Aim: Set down the material below word for word, excluding the pictures.

Figure record listings:

===

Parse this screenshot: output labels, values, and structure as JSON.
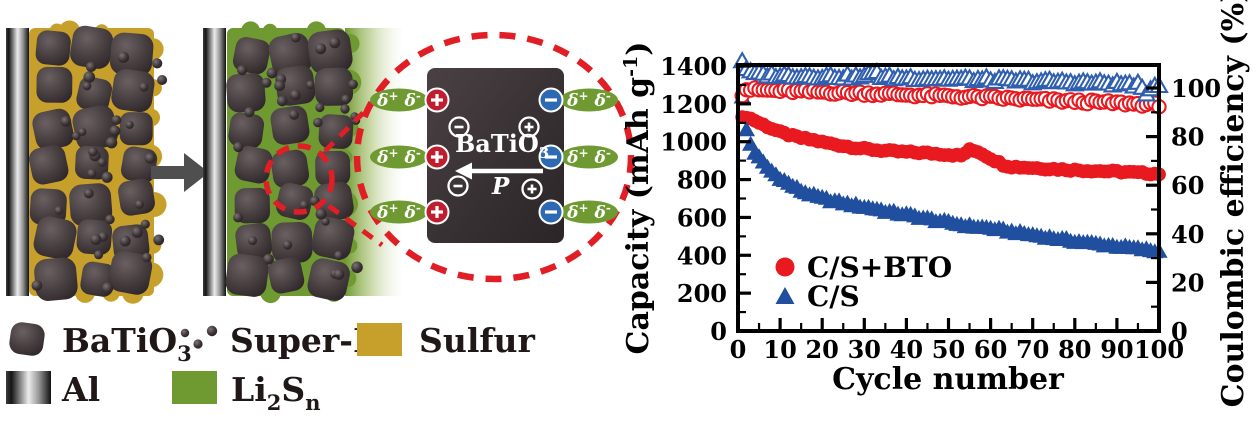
{
  "colors": {
    "sulfur": "#c6a02b",
    "li2sn": "#6f9a31",
    "dash_red": "#e11d25",
    "chart_red": "#e8191f",
    "chart_blue": "#1f4f9e",
    "plus_circle": "#c01d2e",
    "minus_circle": "#2d6ab1",
    "particle_dark": "#3a3234",
    "arrow_gray": "#4f4f4f"
  },
  "legend_panel": {
    "batio3": {
      "main": "BaTiO",
      "sub": "3"
    },
    "superp": "Super-P",
    "sulfur": "Sulfur",
    "al": "Al",
    "li2sn": {
      "t1": "Li",
      "s1": "2",
      "t2": "S",
      "s2": "n"
    }
  },
  "magnifier": {
    "particle": {
      "main": "BaTiO",
      "sub": "3"
    },
    "polarization": "P",
    "dipole": {
      "d": "δ",
      "plus": "+",
      "minus": "-"
    }
  },
  "chart_data": {
    "type": "scatter",
    "title": "",
    "xlabel": "Cycle number",
    "ylabel_left": {
      "main": "Capacity (mAh g",
      "sup": "-1",
      "close": ")"
    },
    "ylabel_right": "Coulombic efficiency (%)",
    "xlim": [
      0,
      100
    ],
    "ylim_left": [
      0,
      1400
    ],
    "ylim_right": [
      0,
      110
    ],
    "x_ticks": [
      0,
      10,
      20,
      30,
      40,
      50,
      60,
      70,
      80,
      90,
      100
    ],
    "y_ticks_left": [
      0,
      200,
      400,
      600,
      800,
      1000,
      1200,
      1400
    ],
    "y_ticks_right": [
      0,
      20,
      40,
      60,
      80,
      100
    ],
    "grid": false,
    "legend_position": "inside lower-left",
    "legend": [
      {
        "label": "C/S+BTO",
        "marker": "circle",
        "color": "#e8191f"
      },
      {
        "label": "C/S",
        "marker": "triangle",
        "color": "#1f4f9e"
      }
    ],
    "series": [
      {
        "name": "C/S+BTO capacity",
        "axis": "left",
        "marker": "circle",
        "style": "filled",
        "color": "#e8191f",
        "spread": 12,
        "x": [
          1,
          2,
          3,
          4,
          5,
          7,
          10,
          13,
          15,
          18,
          20,
          25,
          30,
          35,
          40,
          45,
          50,
          53,
          55,
          57,
          60,
          63,
          65,
          70,
          75,
          80,
          85,
          90,
          95,
          100
        ],
        "y": [
          1125,
          1132,
          1122,
          1112,
          1100,
          1080,
          1050,
          1030,
          1020,
          1008,
          998,
          978,
          962,
          952,
          945,
          940,
          932,
          926,
          956,
          948,
          912,
          878,
          868,
          862,
          856,
          850,
          846,
          842,
          836,
          830
        ]
      },
      {
        "name": "C/S capacity",
        "axis": "left",
        "marker": "triangle",
        "style": "filled",
        "color": "#1f4f9e",
        "spread": 16,
        "x": [
          1,
          2,
          3,
          4,
          5,
          6,
          7,
          8,
          9,
          10,
          12,
          15,
          18,
          20,
          25,
          30,
          33,
          35,
          40,
          45,
          50,
          55,
          60,
          65,
          70,
          75,
          80,
          85,
          90,
          95,
          100
        ],
        "y": [
          1230,
          1060,
          985,
          940,
          912,
          886,
          862,
          842,
          822,
          806,
          776,
          738,
          712,
          698,
          673,
          653,
          642,
          630,
          612,
          590,
          570,
          552,
          540,
          522,
          505,
          488,
          472,
          458,
          445,
          432,
          417
        ]
      },
      {
        "name": "C/S+BTO coulombic efficiency",
        "axis": "right",
        "marker": "circle",
        "style": "open",
        "color": "#e8191f",
        "spread": 1.6,
        "x": [
          1,
          2,
          5,
          10,
          20,
          30,
          40,
          50,
          60,
          70,
          80,
          90,
          95,
          100
        ],
        "y": [
          97.5,
          99.5,
          99.2,
          98.8,
          98.3,
          97.8,
          97.2,
          96.6,
          96.0,
          95.2,
          94.5,
          93.8,
          93.4,
          93.0
        ]
      },
      {
        "name": "C/S coulombic efficiency",
        "axis": "right",
        "marker": "triangle",
        "style": "open",
        "color": "#2f5fae",
        "spread": 1.8,
        "x": [
          1,
          2,
          3,
          5,
          10,
          20,
          30,
          33,
          34,
          40,
          50,
          60,
          70,
          80,
          90,
          95,
          96,
          97,
          98,
          100
        ],
        "y": [
          111,
          108,
          106,
          105.5,
          105,
          104.6,
          104.4,
          107,
          104.2,
          104,
          103.6,
          103.2,
          102.6,
          102.2,
          101.6,
          101.2,
          99,
          97,
          100,
          101.5
        ]
      }
    ]
  }
}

===

Right answer:
Parse this screenshot: output labels, values, and structure as JSON.
{
  "colors": {
    "sulfur": "#c6a02b",
    "li2sn": "#6f9a31",
    "dash_red": "#e11d25",
    "chart_red": "#e8191f",
    "chart_blue": "#1f4f9e",
    "plus_circle": "#c01d2e",
    "minus_circle": "#2d6ab1",
    "particle_dark": "#3a3234",
    "arrow_gray": "#4f4f4f"
  },
  "legend_panel": {
    "batio3": {
      "main": "BaTiO",
      "sub": "3"
    },
    "superp": "Super-P",
    "sulfur": "Sulfur",
    "al": "Al",
    "li2sn": {
      "t1": "Li",
      "s1": "2",
      "t2": "S",
      "s2": "n"
    }
  },
  "magnifier": {
    "particle": {
      "main": "BaTiO",
      "sub": "3"
    },
    "polarization": "P",
    "dipole": {
      "d": "δ",
      "plus": "+",
      "minus": "-"
    }
  },
  "chart_data": {
    "type": "scatter",
    "title": "",
    "xlabel": "Cycle number",
    "ylabel_left": {
      "main": "Capacity (mAh g",
      "sup": "-1",
      "close": ")"
    },
    "ylabel_right": "Coulombic efficiency (%)",
    "xlim": [
      0,
      100
    ],
    "ylim_left": [
      0,
      1400
    ],
    "ylim_right": [
      0,
      110
    ],
    "x_ticks": [
      0,
      10,
      20,
      30,
      40,
      50,
      60,
      70,
      80,
      90,
      100
    ],
    "y_ticks_left": [
      0,
      200,
      400,
      600,
      800,
      1000,
      1200,
      1400
    ],
    "y_ticks_right": [
      0,
      20,
      40,
      60,
      80,
      100
    ],
    "grid": false,
    "legend_position": "inside lower-left",
    "legend": [
      {
        "label": "C/S+BTO",
        "marker": "circle",
        "color": "#e8191f"
      },
      {
        "label": "C/S",
        "marker": "triangle",
        "color": "#1f4f9e"
      }
    ],
    "series": [
      {
        "name": "C/S+BTO capacity",
        "axis": "left",
        "marker": "circle",
        "style": "filled",
        "color": "#e8191f",
        "spread": 12,
        "x": [
          1,
          2,
          3,
          4,
          5,
          7,
          10,
          13,
          15,
          18,
          20,
          25,
          30,
          35,
          40,
          45,
          50,
          53,
          55,
          57,
          60,
          63,
          65,
          70,
          75,
          80,
          85,
          90,
          95,
          100
        ],
        "y": [
          1125,
          1132,
          1122,
          1112,
          1100,
          1080,
          1050,
          1030,
          1020,
          1008,
          998,
          978,
          962,
          952,
          945,
          940,
          932,
          926,
          956,
          948,
          912,
          878,
          868,
          862,
          856,
          850,
          846,
          842,
          836,
          830
        ]
      },
      {
        "name": "C/S capacity",
        "axis": "left",
        "marker": "triangle",
        "style": "filled",
        "color": "#1f4f9e",
        "spread": 16,
        "x": [
          1,
          2,
          3,
          4,
          5,
          6,
          7,
          8,
          9,
          10,
          12,
          15,
          18,
          20,
          25,
          30,
          33,
          35,
          40,
          45,
          50,
          55,
          60,
          65,
          70,
          75,
          80,
          85,
          90,
          95,
          100
        ],
        "y": [
          1230,
          1060,
          985,
          940,
          912,
          886,
          862,
          842,
          822,
          806,
          776,
          738,
          712,
          698,
          673,
          653,
          642,
          630,
          612,
          590,
          570,
          552,
          540,
          522,
          505,
          488,
          472,
          458,
          445,
          432,
          417
        ]
      },
      {
        "name": "C/S+BTO coulombic efficiency",
        "axis": "right",
        "marker": "circle",
        "style": "open",
        "color": "#e8191f",
        "spread": 1.6,
        "x": [
          1,
          2,
          5,
          10,
          20,
          30,
          40,
          50,
          60,
          70,
          80,
          90,
          95,
          100
        ],
        "y": [
          97.5,
          99.5,
          99.2,
          98.8,
          98.3,
          97.8,
          97.2,
          96.6,
          96.0,
          95.2,
          94.5,
          93.8,
          93.4,
          93.0
        ]
      },
      {
        "name": "C/S coulombic efficiency",
        "axis": "right",
        "marker": "triangle",
        "style": "open",
        "color": "#2f5fae",
        "spread": 1.8,
        "x": [
          1,
          2,
          3,
          5,
          10,
          20,
          30,
          33,
          34,
          40,
          50,
          60,
          70,
          80,
          90,
          95,
          96,
          97,
          98,
          100
        ],
        "y": [
          111,
          108,
          106,
          105.5,
          105,
          104.6,
          104.4,
          107,
          104.2,
          104,
          103.6,
          103.2,
          102.6,
          102.2,
          101.6,
          101.2,
          99,
          97,
          100,
          101.5
        ]
      }
    ]
  }
}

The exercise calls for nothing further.